Text:
───
PROVIDENCE, R.I. (WPRI) – The city of Providence has agreed to pay a sitting member of the Board of Licenses $18,000 to cover legal fees she accrued while she successfully defended herself against a Rhode Island Ethics Commission investigation.
The City Council Committee on Claims and Pending Suits approved the settlement at a meeting last week, ending a year-long legal battle between the city and Johanna Harris, a former chair of the licensing board who remains a member of the panel.
City solicitor Jeff Dana confirmed the city will pay Harris $18,000 to settle both the lawsuit and a related complaint with the R.I. Commission for Human Rights.
“We estimated that the continued defense of her cases would cost more than the amount we settled for,” Dana told Eyewitness News. “We determined this was in the taxpayers’ best interest.”
Harris did not respond to a request for comment.
───
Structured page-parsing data

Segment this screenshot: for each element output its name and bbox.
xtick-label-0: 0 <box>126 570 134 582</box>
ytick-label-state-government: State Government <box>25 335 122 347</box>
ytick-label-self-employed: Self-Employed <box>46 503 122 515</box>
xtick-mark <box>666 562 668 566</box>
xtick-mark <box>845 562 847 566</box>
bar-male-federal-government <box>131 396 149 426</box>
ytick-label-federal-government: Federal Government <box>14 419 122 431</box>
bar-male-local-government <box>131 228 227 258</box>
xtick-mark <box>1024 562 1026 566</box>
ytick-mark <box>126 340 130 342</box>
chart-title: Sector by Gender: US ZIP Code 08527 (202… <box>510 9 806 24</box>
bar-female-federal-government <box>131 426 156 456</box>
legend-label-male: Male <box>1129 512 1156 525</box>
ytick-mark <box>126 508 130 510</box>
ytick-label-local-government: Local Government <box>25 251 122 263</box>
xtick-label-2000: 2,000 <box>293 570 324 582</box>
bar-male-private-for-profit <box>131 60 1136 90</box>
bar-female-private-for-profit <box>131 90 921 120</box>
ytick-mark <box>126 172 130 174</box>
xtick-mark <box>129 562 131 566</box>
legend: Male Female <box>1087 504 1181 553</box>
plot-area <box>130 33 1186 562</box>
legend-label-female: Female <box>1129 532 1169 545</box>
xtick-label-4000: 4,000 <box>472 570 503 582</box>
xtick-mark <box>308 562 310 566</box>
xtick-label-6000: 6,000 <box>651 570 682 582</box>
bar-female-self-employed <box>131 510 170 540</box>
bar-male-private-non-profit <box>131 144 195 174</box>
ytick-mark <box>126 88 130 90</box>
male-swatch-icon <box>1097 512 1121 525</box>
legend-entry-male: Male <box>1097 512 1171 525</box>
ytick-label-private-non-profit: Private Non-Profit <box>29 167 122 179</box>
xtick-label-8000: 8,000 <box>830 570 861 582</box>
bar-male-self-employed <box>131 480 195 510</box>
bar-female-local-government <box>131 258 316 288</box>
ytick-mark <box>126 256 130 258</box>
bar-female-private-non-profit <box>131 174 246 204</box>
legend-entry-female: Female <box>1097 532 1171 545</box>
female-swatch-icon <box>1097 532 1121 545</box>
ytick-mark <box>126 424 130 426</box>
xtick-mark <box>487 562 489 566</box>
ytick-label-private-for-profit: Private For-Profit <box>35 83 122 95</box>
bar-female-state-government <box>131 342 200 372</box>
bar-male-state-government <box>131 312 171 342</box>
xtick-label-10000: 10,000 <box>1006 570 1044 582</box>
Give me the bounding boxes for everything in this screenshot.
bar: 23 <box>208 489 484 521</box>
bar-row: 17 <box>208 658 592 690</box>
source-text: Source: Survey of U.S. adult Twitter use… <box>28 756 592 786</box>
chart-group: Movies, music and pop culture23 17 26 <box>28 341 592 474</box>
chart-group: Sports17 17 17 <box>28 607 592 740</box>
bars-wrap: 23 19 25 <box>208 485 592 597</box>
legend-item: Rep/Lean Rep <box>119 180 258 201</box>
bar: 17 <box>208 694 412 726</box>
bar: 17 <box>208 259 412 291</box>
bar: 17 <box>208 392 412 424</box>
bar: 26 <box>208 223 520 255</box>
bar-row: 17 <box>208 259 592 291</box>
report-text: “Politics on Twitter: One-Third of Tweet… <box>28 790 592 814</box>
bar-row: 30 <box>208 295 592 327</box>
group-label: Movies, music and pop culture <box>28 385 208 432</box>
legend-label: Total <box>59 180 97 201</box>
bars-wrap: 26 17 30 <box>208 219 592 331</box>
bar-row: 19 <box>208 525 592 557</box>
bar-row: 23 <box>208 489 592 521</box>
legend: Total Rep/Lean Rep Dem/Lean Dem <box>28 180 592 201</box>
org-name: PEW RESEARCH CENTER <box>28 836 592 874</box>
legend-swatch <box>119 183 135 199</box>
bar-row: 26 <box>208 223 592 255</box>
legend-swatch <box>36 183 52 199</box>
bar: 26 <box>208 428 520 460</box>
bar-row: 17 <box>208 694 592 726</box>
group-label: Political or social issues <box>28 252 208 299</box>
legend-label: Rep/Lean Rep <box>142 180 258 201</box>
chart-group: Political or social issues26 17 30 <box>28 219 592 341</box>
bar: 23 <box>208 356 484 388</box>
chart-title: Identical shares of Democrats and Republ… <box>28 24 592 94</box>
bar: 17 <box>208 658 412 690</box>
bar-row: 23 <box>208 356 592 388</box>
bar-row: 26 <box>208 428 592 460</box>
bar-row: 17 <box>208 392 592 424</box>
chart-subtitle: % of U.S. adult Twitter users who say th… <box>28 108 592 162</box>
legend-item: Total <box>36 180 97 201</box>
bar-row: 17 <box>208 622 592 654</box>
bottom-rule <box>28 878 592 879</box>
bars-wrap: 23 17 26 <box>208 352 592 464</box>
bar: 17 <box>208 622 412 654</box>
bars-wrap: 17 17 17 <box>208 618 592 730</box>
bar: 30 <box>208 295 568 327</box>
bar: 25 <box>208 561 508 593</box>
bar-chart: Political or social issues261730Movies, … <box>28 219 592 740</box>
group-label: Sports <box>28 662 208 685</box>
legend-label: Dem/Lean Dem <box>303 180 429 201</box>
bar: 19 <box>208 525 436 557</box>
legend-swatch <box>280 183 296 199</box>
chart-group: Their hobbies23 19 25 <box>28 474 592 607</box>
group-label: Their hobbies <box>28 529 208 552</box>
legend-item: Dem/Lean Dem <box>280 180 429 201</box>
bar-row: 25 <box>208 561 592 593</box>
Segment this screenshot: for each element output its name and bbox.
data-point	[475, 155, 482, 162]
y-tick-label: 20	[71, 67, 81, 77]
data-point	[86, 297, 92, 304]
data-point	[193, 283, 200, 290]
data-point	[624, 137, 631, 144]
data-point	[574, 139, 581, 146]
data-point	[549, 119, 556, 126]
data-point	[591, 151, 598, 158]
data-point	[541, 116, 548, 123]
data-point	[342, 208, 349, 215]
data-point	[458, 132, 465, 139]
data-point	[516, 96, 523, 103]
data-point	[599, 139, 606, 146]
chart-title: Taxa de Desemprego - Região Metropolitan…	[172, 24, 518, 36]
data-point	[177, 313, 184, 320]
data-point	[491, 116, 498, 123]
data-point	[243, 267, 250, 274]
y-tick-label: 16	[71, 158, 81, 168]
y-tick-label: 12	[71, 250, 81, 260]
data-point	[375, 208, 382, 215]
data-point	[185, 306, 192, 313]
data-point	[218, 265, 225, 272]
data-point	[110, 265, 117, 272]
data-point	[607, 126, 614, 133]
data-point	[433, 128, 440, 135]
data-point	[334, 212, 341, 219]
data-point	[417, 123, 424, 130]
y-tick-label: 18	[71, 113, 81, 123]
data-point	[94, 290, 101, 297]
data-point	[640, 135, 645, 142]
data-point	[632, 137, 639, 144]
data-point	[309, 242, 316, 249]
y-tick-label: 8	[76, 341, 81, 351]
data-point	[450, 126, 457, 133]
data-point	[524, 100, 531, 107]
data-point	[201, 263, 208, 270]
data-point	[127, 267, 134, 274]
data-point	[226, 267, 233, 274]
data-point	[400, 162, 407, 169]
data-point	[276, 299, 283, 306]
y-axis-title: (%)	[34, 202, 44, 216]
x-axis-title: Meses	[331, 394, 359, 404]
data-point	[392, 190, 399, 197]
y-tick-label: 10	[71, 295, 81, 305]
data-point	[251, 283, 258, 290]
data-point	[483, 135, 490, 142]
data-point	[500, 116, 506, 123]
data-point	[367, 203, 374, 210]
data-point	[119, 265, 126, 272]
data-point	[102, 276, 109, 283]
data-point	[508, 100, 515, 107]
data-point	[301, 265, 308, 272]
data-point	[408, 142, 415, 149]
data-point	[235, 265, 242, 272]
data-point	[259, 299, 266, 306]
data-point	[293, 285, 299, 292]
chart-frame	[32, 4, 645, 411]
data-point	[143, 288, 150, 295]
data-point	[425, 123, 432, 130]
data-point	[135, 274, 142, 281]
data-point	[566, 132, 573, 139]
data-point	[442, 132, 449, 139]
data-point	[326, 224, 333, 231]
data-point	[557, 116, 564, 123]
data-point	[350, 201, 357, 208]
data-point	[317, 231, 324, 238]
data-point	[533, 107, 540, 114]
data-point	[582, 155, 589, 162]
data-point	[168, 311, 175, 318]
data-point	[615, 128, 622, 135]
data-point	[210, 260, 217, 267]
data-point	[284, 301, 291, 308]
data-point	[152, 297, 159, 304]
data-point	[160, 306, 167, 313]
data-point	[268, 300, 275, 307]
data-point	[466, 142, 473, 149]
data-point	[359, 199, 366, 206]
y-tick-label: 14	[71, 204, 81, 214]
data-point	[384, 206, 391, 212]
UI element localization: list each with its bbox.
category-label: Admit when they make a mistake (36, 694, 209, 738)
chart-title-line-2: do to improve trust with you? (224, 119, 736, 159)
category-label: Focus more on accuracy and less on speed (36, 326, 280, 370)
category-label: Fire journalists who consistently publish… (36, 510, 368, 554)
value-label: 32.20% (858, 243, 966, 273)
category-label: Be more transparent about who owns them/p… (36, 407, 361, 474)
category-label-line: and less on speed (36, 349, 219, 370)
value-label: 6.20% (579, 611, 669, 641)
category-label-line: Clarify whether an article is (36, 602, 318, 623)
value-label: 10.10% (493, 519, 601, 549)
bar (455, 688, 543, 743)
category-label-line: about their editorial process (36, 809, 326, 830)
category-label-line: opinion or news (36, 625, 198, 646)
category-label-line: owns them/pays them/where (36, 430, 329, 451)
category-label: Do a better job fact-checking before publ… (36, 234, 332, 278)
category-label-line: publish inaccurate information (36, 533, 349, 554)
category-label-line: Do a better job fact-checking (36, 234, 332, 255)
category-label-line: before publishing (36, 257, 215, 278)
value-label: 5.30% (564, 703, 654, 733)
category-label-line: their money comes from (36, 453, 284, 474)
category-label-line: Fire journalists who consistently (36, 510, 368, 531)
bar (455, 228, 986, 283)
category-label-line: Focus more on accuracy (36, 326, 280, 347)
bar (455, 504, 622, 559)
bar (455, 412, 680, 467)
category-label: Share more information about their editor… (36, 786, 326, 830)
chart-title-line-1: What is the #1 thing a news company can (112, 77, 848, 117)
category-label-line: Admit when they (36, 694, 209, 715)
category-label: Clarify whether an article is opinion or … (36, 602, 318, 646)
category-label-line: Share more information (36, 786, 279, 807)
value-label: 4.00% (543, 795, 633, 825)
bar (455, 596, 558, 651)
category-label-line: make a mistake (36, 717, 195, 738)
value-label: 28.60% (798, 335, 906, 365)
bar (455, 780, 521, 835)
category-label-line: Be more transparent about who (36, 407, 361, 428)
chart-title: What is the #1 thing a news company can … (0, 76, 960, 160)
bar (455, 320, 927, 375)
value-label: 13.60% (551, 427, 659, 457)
───
Work task 1: From the Providence settlement article, reproduce the passage starting at "City solicitor Jeff" and ending at "request for comment.".
Work task 2: According to the Providence settlement article, which body approved the settlement with Johanna Harris?
Work task 3: Continue the news article about Providence's settlement with Johanna Harris from its last sentence.

Answer box 1:
City solicitor Jeff Dana confirmed the city will pay Harris $18,000 to settle both the lawsuit and a related complaint with the R.I. Commission for Human Rights.
“We estimated that the continued defense of her cases would cost more than the amount we settled for,” Dana told Eyewitness News. “We determined this was in the taxpayers’ best interest.”
Harris did not respond to a request for comment.

Answer box 2: The City Council Committee on Claims and Pending Suits approved it.

Answer box 3:
- Related: Harris files suit against city
- More: Scathing report blasts city liquor board
- Also: Providence faces 1,000 active civil suits
- Follow: Providence politics on Facebook
Harris filed the suit in September 2015, claiming the city failed to indemnify her when a lawyer who regularly appears in front of the board filed a complaint against her with the R.I. Ethics Commission and then a lawsuit against her in Superior Court. She asked the city to pay her $17,983 for out-of-pocket legal bills.
The lawyer, former Democrat state Rep. Peter Petrarca, claimed Harris violated a provision in the code of ethics that prohibits officers or officials from “entering into a contract with any state or municipal agency unless the contract has been awarded through an open and public process.”
Harris acknowledged that the city awarded her a $200-per-hour no-bid contract to provide training to an unidentified “senior manager” with the city accused of sexual harassment in March 2014, but maintained she did not know she was violating the code of ethics. In her suit, she said the employee’s termination “would negate over one year of crucial work that he had performed in order to prevent the threatened loss of millions of dollars in federal funding.”
Petrarca filed suit against Harris in an attempt to force her to recuse herself from any matter involving his clients while the Ethics Commission was reviewing his complaint.
The commission dismissed Petrarca’s complaint and a judge dismissed his lawsuit.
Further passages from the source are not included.